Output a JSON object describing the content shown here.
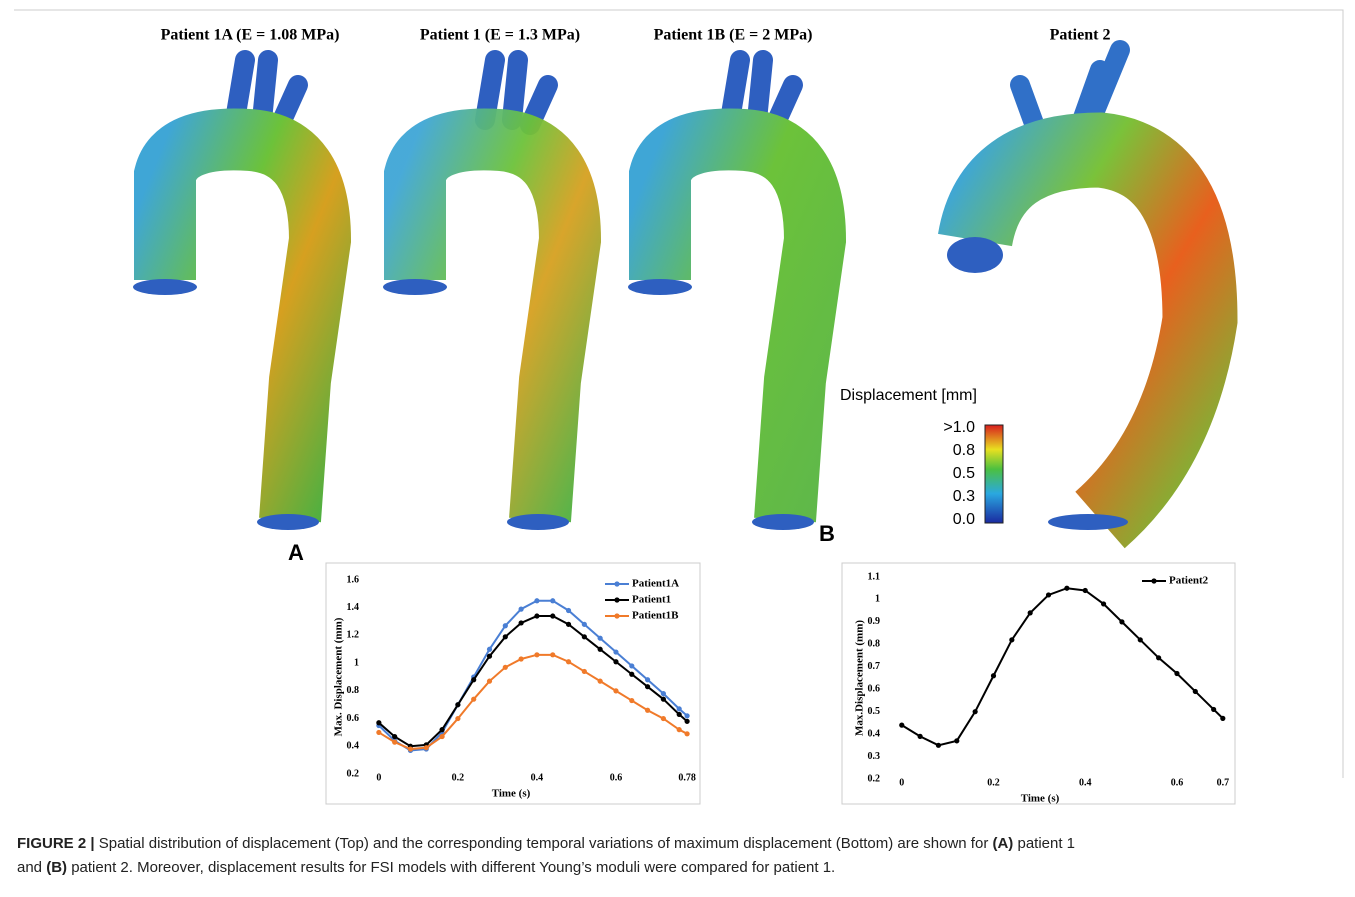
{
  "panels": [
    "Patient 1A (E = 1.08 MPa)",
    "Patient 1 (E = 1.3 MPa)",
    "Patient 1B (E = 2 MPa)",
    "Patient 2"
  ],
  "panel_labels": [
    "A",
    "B"
  ],
  "colorbar": {
    "title": "Displacement [mm]",
    "labels": [
      ">1.0",
      "0.8",
      "0.5",
      "0.3",
      "0.0"
    ]
  },
  "chart_data": [
    {
      "type": "line",
      "x_label": "Time (s)",
      "y_label": "Max. Displacement (mm)",
      "x": [
        0,
        0.04,
        0.08,
        0.12,
        0.16,
        0.2,
        0.24,
        0.28,
        0.32,
        0.36,
        0.4,
        0.44,
        0.48,
        0.52,
        0.56,
        0.6,
        0.64,
        0.68,
        0.72,
        0.76,
        0.78
      ],
      "series": [
        {
          "name": "Patient1A",
          "color": "#4a7fd4",
          "values": [
            0.55,
            0.44,
            0.37,
            0.38,
            0.5,
            0.7,
            0.9,
            1.1,
            1.27,
            1.39,
            1.45,
            1.45,
            1.38,
            1.28,
            1.18,
            1.08,
            0.98,
            0.88,
            0.78,
            0.67,
            0.62
          ]
        },
        {
          "name": "Patient1",
          "color": "#000000",
          "values": [
            0.57,
            0.47,
            0.4,
            0.41,
            0.52,
            0.7,
            0.88,
            1.05,
            1.19,
            1.29,
            1.34,
            1.34,
            1.28,
            1.19,
            1.1,
            1.01,
            0.92,
            0.83,
            0.74,
            0.63,
            0.58
          ]
        },
        {
          "name": "Patient1B",
          "color": "#f07a2a",
          "values": [
            0.5,
            0.43,
            0.38,
            0.39,
            0.47,
            0.6,
            0.74,
            0.87,
            0.97,
            1.03,
            1.06,
            1.06,
            1.01,
            0.94,
            0.87,
            0.8,
            0.73,
            0.66,
            0.6,
            0.52,
            0.49
          ]
        }
      ],
      "xlim": [
        -0.03,
        0.8
      ],
      "xticks": [
        0,
        0.2,
        0.4,
        0.6,
        0.78
      ],
      "ylim": [
        0.2,
        1.6
      ],
      "yticks": [
        0.2,
        0.4,
        0.6,
        0.8,
        1,
        1.2,
        1.4,
        1.6
      ],
      "legend": "top-right"
    },
    {
      "type": "line",
      "x_label": "Time (s)",
      "y_label": "Max.Displacement (mm)",
      "x": [
        0,
        0.04,
        0.08,
        0.12,
        0.16,
        0.2,
        0.24,
        0.28,
        0.32,
        0.36,
        0.4,
        0.44,
        0.48,
        0.52,
        0.56,
        0.6,
        0.64,
        0.68,
        0.7
      ],
      "series": [
        {
          "name": "Patient2",
          "color": "#000000",
          "values": [
            0.44,
            0.39,
            0.35,
            0.37,
            0.5,
            0.66,
            0.82,
            0.94,
            1.02,
            1.05,
            1.04,
            0.98,
            0.9,
            0.82,
            0.74,
            0.67,
            0.59,
            0.51,
            0.47
          ]
        }
      ],
      "xlim": [
        -0.03,
        0.72
      ],
      "xticks": [
        0,
        0.2,
        0.4,
        0.6,
        0.7
      ],
      "ylim": [
        0.2,
        1.1
      ],
      "yticks": [
        0.2,
        0.3,
        0.4,
        0.5,
        0.6,
        0.7,
        0.8,
        0.9,
        1,
        1.1
      ],
      "legend": "top-right"
    }
  ],
  "caption": {
    "label": "FIGURE 2 |",
    "text": [
      "Spatial distribution of displacement (Top) and the corresponding temporal variations of maximum displacement (Bottom) are shown for ",
      "(A)",
      " patient 1 and ",
      "(B)",
      " patient 2. Moreover, displacement results for FSI models with different Young’s moduli were compared for patient 1."
    ]
  }
}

--

OBJECTIVE: Leave out all images, then reproduce the entries above exactly.

EXERCISE ANSWER:
Output a JSON object describing the content shown here.
{
  "panels": [
    "Patient 1A (E = 1.08 MPa)",
    "Patient 1 (E = 1.3 MPa)",
    "Patient 1B (E = 2 MPa)",
    "Patient 2"
  ],
  "panel_labels": [
    "A",
    "B"
  ],
  "colorbar": {
    "title": "Displacement [mm]",
    "labels": [
      ">1.0",
      "0.8",
      "0.5",
      "0.3",
      "0.0"
    ]
  },
  "chart_data": [
    {
      "type": "line",
      "x_label": "Time (s)",
      "y_label": "Max. Displacement (mm)",
      "x": [
        0,
        0.04,
        0.08,
        0.12,
        0.16,
        0.2,
        0.24,
        0.28,
        0.32,
        0.36,
        0.4,
        0.44,
        0.48,
        0.52,
        0.56,
        0.6,
        0.64,
        0.68,
        0.72,
        0.76,
        0.78
      ],
      "series": [
        {
          "name": "Patient1A",
          "color": "#4a7fd4",
          "values": [
            0.55,
            0.44,
            0.37,
            0.38,
            0.5,
            0.7,
            0.9,
            1.1,
            1.27,
            1.39,
            1.45,
            1.45,
            1.38,
            1.28,
            1.18,
            1.08,
            0.98,
            0.88,
            0.78,
            0.67,
            0.62
          ]
        },
        {
          "name": "Patient1",
          "color": "#000000",
          "values": [
            0.57,
            0.47,
            0.4,
            0.41,
            0.52,
            0.7,
            0.88,
            1.05,
            1.19,
            1.29,
            1.34,
            1.34,
            1.28,
            1.19,
            1.1,
            1.01,
            0.92,
            0.83,
            0.74,
            0.63,
            0.58
          ]
        },
        {
          "name": "Patient1B",
          "color": "#f07a2a",
          "values": [
            0.5,
            0.43,
            0.38,
            0.39,
            0.47,
            0.6,
            0.74,
            0.87,
            0.97,
            1.03,
            1.06,
            1.06,
            1.01,
            0.94,
            0.87,
            0.8,
            0.73,
            0.66,
            0.6,
            0.52,
            0.49
          ]
        }
      ],
      "xlim": [
        -0.03,
        0.8
      ],
      "xticks": [
        0,
        0.2,
        0.4,
        0.6,
        0.78
      ],
      "ylim": [
        0.2,
        1.6
      ],
      "yticks": [
        0.2,
        0.4,
        0.6,
        0.8,
        1,
        1.2,
        1.4,
        1.6
      ],
      "legend": "top-right"
    },
    {
      "type": "line",
      "x_label": "Time (s)",
      "y_label": "Max.Displacement (mm)",
      "x": [
        0,
        0.04,
        0.08,
        0.12,
        0.16,
        0.2,
        0.24,
        0.28,
        0.32,
        0.36,
        0.4,
        0.44,
        0.48,
        0.52,
        0.56,
        0.6,
        0.64,
        0.68,
        0.7
      ],
      "series": [
        {
          "name": "Patient2",
          "color": "#000000",
          "values": [
            0.44,
            0.39,
            0.35,
            0.37,
            0.5,
            0.66,
            0.82,
            0.94,
            1.02,
            1.05,
            1.04,
            0.98,
            0.9,
            0.82,
            0.74,
            0.67,
            0.59,
            0.51,
            0.47
          ]
        }
      ],
      "xlim": [
        -0.03,
        0.72
      ],
      "xticks": [
        0,
        0.2,
        0.4,
        0.6,
        0.7
      ],
      "ylim": [
        0.2,
        1.1
      ],
      "yticks": [
        0.2,
        0.3,
        0.4,
        0.5,
        0.6,
        0.7,
        0.8,
        0.9,
        1,
        1.1
      ],
      "legend": "top-right"
    }
  ],
  "caption": {
    "label": "FIGURE 2 |",
    "text": [
      "Spatial distribution of displacement (Top) and the corresponding temporal variations of maximum displacement (Bottom) are shown for ",
      "(A)",
      " patient 1 and ",
      "(B)",
      " patient 2. Moreover, displacement results for FSI models with different Young’s moduli were compared for patient 1."
    ]
  }
}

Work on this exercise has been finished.